BEGIN Available records
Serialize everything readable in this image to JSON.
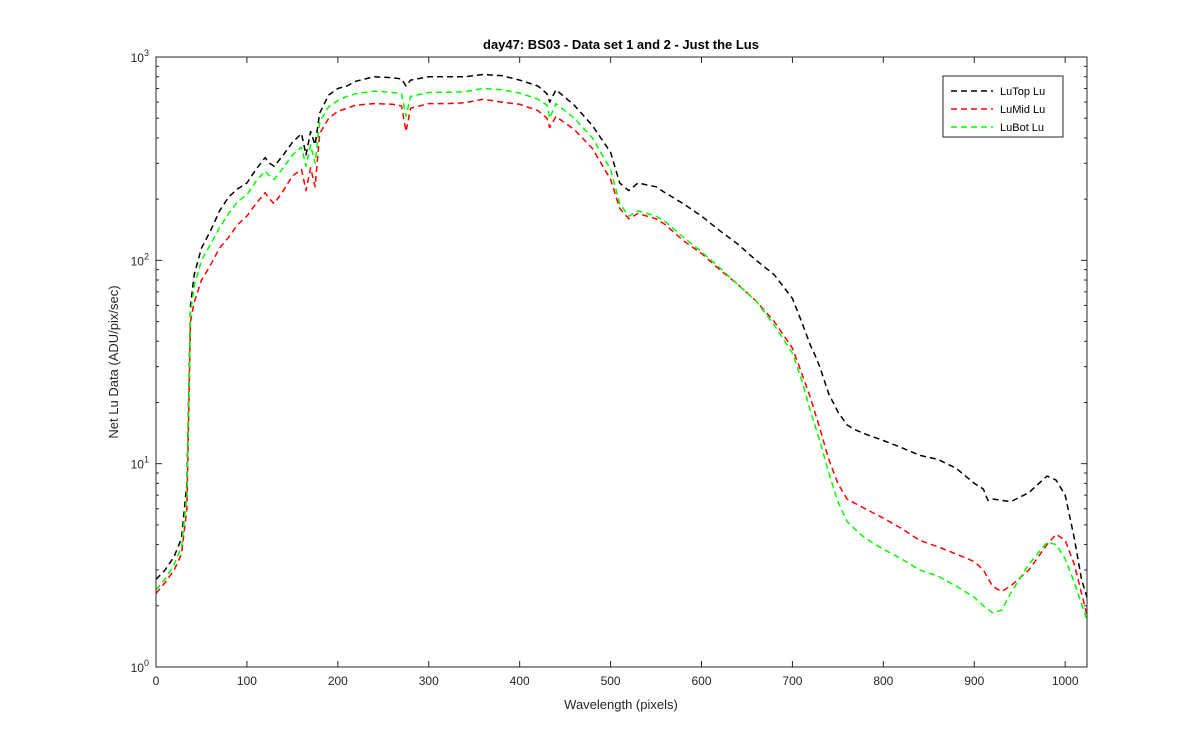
{
  "chart_data": {
    "type": "line",
    "title": "day47: BS03 - Data set 1 and 2 - Just the Lus",
    "xlabel": "Wavelength (pixels)",
    "ylabel": "Net Lu Data (ADU/pix/sec)",
    "xlim": [
      0,
      1024
    ],
    "ylim": [
      1,
      1000
    ],
    "yscale": "log",
    "grid": false,
    "legend_location": "top-right",
    "x_ticks": [
      0,
      100,
      200,
      300,
      400,
      500,
      600,
      700,
      800,
      900,
      1000
    ],
    "x_tick_labels": [
      "0",
      "100",
      "200",
      "300",
      "400",
      "500",
      "600",
      "700",
      "800",
      "900",
      "1000"
    ],
    "y_ticks": [
      1,
      10,
      100,
      1000
    ],
    "y_tick_labels": [
      {
        "base": "10",
        "exp": "0"
      },
      {
        "base": "10",
        "exp": "1"
      },
      {
        "base": "10",
        "exp": "2"
      },
      {
        "base": "10",
        "exp": "3"
      }
    ],
    "series": [
      {
        "name": "LuTop  Lu",
        "color": "#000000",
        "x": [
          0,
          10,
          20,
          28,
          34,
          38,
          42,
          50,
          60,
          70,
          80,
          90,
          100,
          110,
          120,
          125,
          130,
          140,
          150,
          160,
          165,
          170,
          175,
          180,
          190,
          200,
          210,
          220,
          240,
          260,
          270,
          275,
          280,
          300,
          320,
          340,
          360,
          380,
          400,
          420,
          430,
          433,
          440,
          460,
          480,
          500,
          510,
          520,
          530,
          550,
          560,
          580,
          600,
          620,
          640,
          660,
          680,
          700,
          710,
          720,
          725,
          730,
          740,
          750,
          760,
          770,
          780,
          800,
          820,
          840,
          860,
          880,
          900,
          910,
          915,
          920,
          940,
          960,
          980,
          990,
          1000,
          1010,
          1018,
          1024
        ],
        "y": [
          2.7,
          3.0,
          3.5,
          4.3,
          8,
          60,
          85,
          115,
          140,
          175,
          205,
          225,
          240,
          280,
          320,
          300,
          290,
          330,
          380,
          420,
          330,
          430,
          370,
          530,
          650,
          700,
          720,
          760,
          800,
          790,
          780,
          720,
          770,
          800,
          800,
          800,
          820,
          810,
          770,
          720,
          660,
          600,
          690,
          580,
          460,
          340,
          240,
          220,
          240,
          230,
          215,
          190,
          165,
          140,
          120,
          100,
          85,
          65,
          50,
          38,
          34,
          30,
          22,
          18,
          15.5,
          14.6,
          14,
          13,
          12,
          11,
          10.5,
          9.5,
          8,
          7.5,
          6.6,
          6.7,
          6.5,
          7.2,
          8.7,
          8.3,
          7,
          4.3,
          2.7,
          2.2
        ]
      },
      {
        "name": "LuMid  Lu",
        "color": "#ff0000",
        "x": [
          0,
          10,
          20,
          28,
          34,
          38,
          42,
          50,
          60,
          70,
          80,
          90,
          100,
          110,
          120,
          125,
          130,
          140,
          150,
          160,
          165,
          170,
          175,
          180,
          190,
          200,
          210,
          220,
          240,
          260,
          270,
          275,
          280,
          300,
          320,
          340,
          360,
          380,
          400,
          420,
          430,
          433,
          440,
          460,
          480,
          500,
          510,
          520,
          530,
          550,
          560,
          580,
          600,
          620,
          640,
          660,
          680,
          700,
          710,
          720,
          730,
          740,
          750,
          760,
          780,
          800,
          820,
          840,
          860,
          880,
          900,
          910,
          920,
          930,
          940,
          960,
          980,
          990,
          1000,
          1010,
          1024
        ],
        "y": [
          2.3,
          2.6,
          3.0,
          3.6,
          6,
          50,
          62,
          80,
          95,
          115,
          130,
          150,
          165,
          190,
          215,
          200,
          190,
          220,
          260,
          280,
          220,
          285,
          230,
          420,
          500,
          540,
          560,
          580,
          590,
          585,
          575,
          430,
          560,
          590,
          590,
          595,
          620,
          600,
          585,
          545,
          500,
          450,
          510,
          440,
          355,
          250,
          180,
          160,
          170,
          160,
          150,
          125,
          108,
          90,
          76,
          63,
          50,
          37,
          28,
          21,
          15,
          10.5,
          8,
          6.7,
          6.0,
          5.4,
          4.8,
          4.2,
          3.9,
          3.6,
          3.3,
          3.0,
          2.5,
          2.35,
          2.5,
          3.0,
          4.0,
          4.5,
          4.2,
          3.2,
          1.8
        ]
      },
      {
        "name": "LuBot  Lu",
        "color": "#00ff00",
        "x": [
          0,
          10,
          20,
          28,
          34,
          38,
          42,
          50,
          60,
          70,
          80,
          90,
          100,
          110,
          120,
          125,
          130,
          140,
          150,
          160,
          165,
          170,
          175,
          180,
          190,
          200,
          210,
          220,
          240,
          260,
          270,
          275,
          280,
          300,
          320,
          340,
          360,
          380,
          400,
          420,
          430,
          433,
          440,
          460,
          480,
          500,
          510,
          520,
          530,
          550,
          560,
          580,
          600,
          620,
          640,
          660,
          680,
          700,
          710,
          720,
          730,
          740,
          750,
          760,
          770,
          780,
          800,
          820,
          840,
          860,
          880,
          900,
          910,
          920,
          930,
          940,
          960,
          980,
          990,
          1000,
          1010,
          1024
        ],
        "y": [
          2.4,
          2.7,
          3.2,
          3.9,
          7,
          55,
          75,
          100,
          120,
          145,
          170,
          195,
          210,
          245,
          275,
          260,
          250,
          285,
          330,
          360,
          290,
          370,
          300,
          480,
          570,
          610,
          640,
          660,
          680,
          670,
          660,
          510,
          640,
          670,
          670,
          675,
          700,
          690,
          665,
          620,
          580,
          500,
          590,
          500,
          400,
          280,
          190,
          165,
          175,
          165,
          155,
          130,
          110,
          92,
          76,
          63,
          48,
          35,
          26,
          18,
          13,
          9,
          6.5,
          5.2,
          4.7,
          4.3,
          3.8,
          3.4,
          3.0,
          2.8,
          2.5,
          2.2,
          2.0,
          1.85,
          1.9,
          2.3,
          3.2,
          4.1,
          4.0,
          3.4,
          2.6,
          1.7
        ]
      }
    ]
  }
}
END Available records
_Task objective:_ Skip the images and write out the rest of the listing exactly.

_Exercise solution:_
Serialize everything readable in this image to JSON.
{
  "chart_data": {
    "type": "line",
    "title": "day47: BS03 - Data set 1 and 2 - Just the Lus",
    "xlabel": "Wavelength (pixels)",
    "ylabel": "Net Lu Data (ADU/pix/sec)",
    "xlim": [
      0,
      1024
    ],
    "ylim": [
      1,
      1000
    ],
    "yscale": "log",
    "grid": false,
    "legend_location": "top-right",
    "x_ticks": [
      0,
      100,
      200,
      300,
      400,
      500,
      600,
      700,
      800,
      900,
      1000
    ],
    "x_tick_labels": [
      "0",
      "100",
      "200",
      "300",
      "400",
      "500",
      "600",
      "700",
      "800",
      "900",
      "1000"
    ],
    "y_ticks": [
      1,
      10,
      100,
      1000
    ],
    "y_tick_labels": [
      {
        "base": "10",
        "exp": "0"
      },
      {
        "base": "10",
        "exp": "1"
      },
      {
        "base": "10",
        "exp": "2"
      },
      {
        "base": "10",
        "exp": "3"
      }
    ],
    "series": [
      {
        "name": "LuTop  Lu",
        "color": "#000000",
        "x": [
          0,
          10,
          20,
          28,
          34,
          38,
          42,
          50,
          60,
          70,
          80,
          90,
          100,
          110,
          120,
          125,
          130,
          140,
          150,
          160,
          165,
          170,
          175,
          180,
          190,
          200,
          210,
          220,
          240,
          260,
          270,
          275,
          280,
          300,
          320,
          340,
          360,
          380,
          400,
          420,
          430,
          433,
          440,
          460,
          480,
          500,
          510,
          520,
          530,
          550,
          560,
          580,
          600,
          620,
          640,
          660,
          680,
          700,
          710,
          720,
          725,
          730,
          740,
          750,
          760,
          770,
          780,
          800,
          820,
          840,
          860,
          880,
          900,
          910,
          915,
          920,
          940,
          960,
          980,
          990,
          1000,
          1010,
          1018,
          1024
        ],
        "y": [
          2.7,
          3.0,
          3.5,
          4.3,
          8,
          60,
          85,
          115,
          140,
          175,
          205,
          225,
          240,
          280,
          320,
          300,
          290,
          330,
          380,
          420,
          330,
          430,
          370,
          530,
          650,
          700,
          720,
          760,
          800,
          790,
          780,
          720,
          770,
          800,
          800,
          800,
          820,
          810,
          770,
          720,
          660,
          600,
          690,
          580,
          460,
          340,
          240,
          220,
          240,
          230,
          215,
          190,
          165,
          140,
          120,
          100,
          85,
          65,
          50,
          38,
          34,
          30,
          22,
          18,
          15.5,
          14.6,
          14,
          13,
          12,
          11,
          10.5,
          9.5,
          8,
          7.5,
          6.6,
          6.7,
          6.5,
          7.2,
          8.7,
          8.3,
          7,
          4.3,
          2.7,
          2.2
        ]
      },
      {
        "name": "LuMid  Lu",
        "color": "#ff0000",
        "x": [
          0,
          10,
          20,
          28,
          34,
          38,
          42,
          50,
          60,
          70,
          80,
          90,
          100,
          110,
          120,
          125,
          130,
          140,
          150,
          160,
          165,
          170,
          175,
          180,
          190,
          200,
          210,
          220,
          240,
          260,
          270,
          275,
          280,
          300,
          320,
          340,
          360,
          380,
          400,
          420,
          430,
          433,
          440,
          460,
          480,
          500,
          510,
          520,
          530,
          550,
          560,
          580,
          600,
          620,
          640,
          660,
          680,
          700,
          710,
          720,
          730,
          740,
          750,
          760,
          780,
          800,
          820,
          840,
          860,
          880,
          900,
          910,
          920,
          930,
          940,
          960,
          980,
          990,
          1000,
          1010,
          1024
        ],
        "y": [
          2.3,
          2.6,
          3.0,
          3.6,
          6,
          50,
          62,
          80,
          95,
          115,
          130,
          150,
          165,
          190,
          215,
          200,
          190,
          220,
          260,
          280,
          220,
          285,
          230,
          420,
          500,
          540,
          560,
          580,
          590,
          585,
          575,
          430,
          560,
          590,
          590,
          595,
          620,
          600,
          585,
          545,
          500,
          450,
          510,
          440,
          355,
          250,
          180,
          160,
          170,
          160,
          150,
          125,
          108,
          90,
          76,
          63,
          50,
          37,
          28,
          21,
          15,
          10.5,
          8,
          6.7,
          6.0,
          5.4,
          4.8,
          4.2,
          3.9,
          3.6,
          3.3,
          3.0,
          2.5,
          2.35,
          2.5,
          3.0,
          4.0,
          4.5,
          4.2,
          3.2,
          1.8
        ]
      },
      {
        "name": "LuBot  Lu",
        "color": "#00ff00",
        "x": [
          0,
          10,
          20,
          28,
          34,
          38,
          42,
          50,
          60,
          70,
          80,
          90,
          100,
          110,
          120,
          125,
          130,
          140,
          150,
          160,
          165,
          170,
          175,
          180,
          190,
          200,
          210,
          220,
          240,
          260,
          270,
          275,
          280,
          300,
          320,
          340,
          360,
          380,
          400,
          420,
          430,
          433,
          440,
          460,
          480,
          500,
          510,
          520,
          530,
          550,
          560,
          580,
          600,
          620,
          640,
          660,
          680,
          700,
          710,
          720,
          730,
          740,
          750,
          760,
          770,
          780,
          800,
          820,
          840,
          860,
          880,
          900,
          910,
          920,
          930,
          940,
          960,
          980,
          990,
          1000,
          1010,
          1024
        ],
        "y": [
          2.4,
          2.7,
          3.2,
          3.9,
          7,
          55,
          75,
          100,
          120,
          145,
          170,
          195,
          210,
          245,
          275,
          260,
          250,
          285,
          330,
          360,
          290,
          370,
          300,
          480,
          570,
          610,
          640,
          660,
          680,
          670,
          660,
          510,
          640,
          670,
          670,
          675,
          700,
          690,
          665,
          620,
          580,
          500,
          590,
          500,
          400,
          280,
          190,
          165,
          175,
          165,
          155,
          130,
          110,
          92,
          76,
          63,
          48,
          35,
          26,
          18,
          13,
          9,
          6.5,
          5.2,
          4.7,
          4.3,
          3.8,
          3.4,
          3.0,
          2.8,
          2.5,
          2.2,
          2.0,
          1.85,
          1.9,
          2.3,
          3.2,
          4.1,
          4.0,
          3.4,
          2.6,
          1.7
        ]
      }
    ]
  }
}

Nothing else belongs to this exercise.